══ EXERCISE MATERIAL ══

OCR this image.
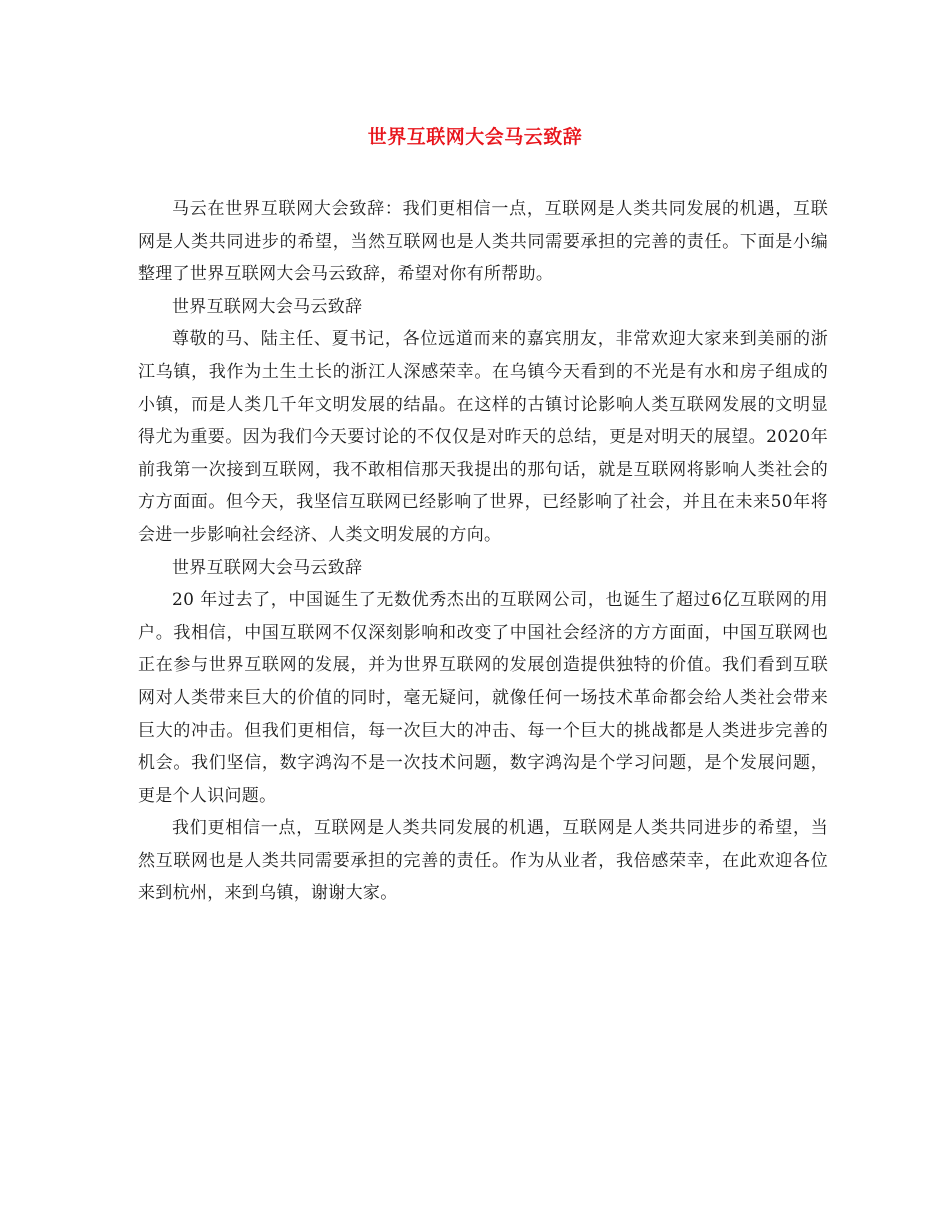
世界互联网大会马云致辞

马云在世界互联网大会致辞：我们更相信一点，互联网是人类共同发展的机遇，互联网是人类共同进步的希望，当然互联网也是人类共同需要承担的完善的责任。下面是小编整理了世界互联网大会马云致辞，希望对你有所帮助。

世界互联网大会马云致辞

尊敬的马、陆主任、夏书记，各位远道而来的嘉宾朋友，非常欢迎大家来到美丽的浙江乌镇，我作为土生土长的浙江人深感荣幸。在乌镇今天看到的不光是有水和房子组成的小镇，而是人类几千年文明发展的结晶。在这样的古镇讨论影响人类互联网发展的文明显得尤为重要。因为我们今天要讨论的不仅仅是对昨天的总结，更是对明天的展望。2020年前我第一次接到互联网，我不敢相信那天我提出的那句话，就是互联网将影响人类社会的方方面面。但今天，我坚信互联网已经影响了世界，已经影响了社会，并且在未来50年将会进一步影响社会经济、人类文明发展的方向。

世界互联网大会马云致辞

20 年过去了，中国诞生了无数优秀杰出的互联网公司，也诞生了超过6亿互联网的用户。我相信，中国互联网不仅深刻影响和改变了中国社会经济的方方面面，中国互联网也正在参与世界互联网的发展，并为世界互联网的发展创造提供独特的价值。我们看到互联网对人类带来巨大的价值的同时，毫无疑问，就像任何一场技术革命都会给人类社会带来巨大的冲击。但我们更相信，每一次巨大的冲击、每一个巨大的挑战都是人类进步完善的机会。我们坚信，数字鸿沟不是一次技术问题，数字鸿沟是个学习问题，是个发展问题，更是个人识问题。

我们更相信一点，互联网是人类共同发展的机遇，互联网是人类共同进步的希望，当然互联网也是人类共同需要承担的完善的责任。作为从业者，我倍感荣幸，在此欢迎各位来到杭州，来到乌镇，谢谢大家。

═══

Look through the listing and extract every line with "当然互联网也是人类共同需要承担的完善的责任" in it.

马云在世界互联网大会致辞：我们更相信一点，互联网是人类共同发展的机遇，互联网是人类共同进步的希望，当然互联网也是人类共同需要承担的完善的责任。下面是小编整理了世界互联网大会马云致辞，希望对你有所帮助。
我们更相信一点，互联网是人类共同发展的机遇，互联网是人类共同进步的希望，当然互联网也是人类共同需要承担的完善的责任。作为从业者，我倍感荣幸，在此欢迎各位来到杭州，来到乌镇，谢谢大家。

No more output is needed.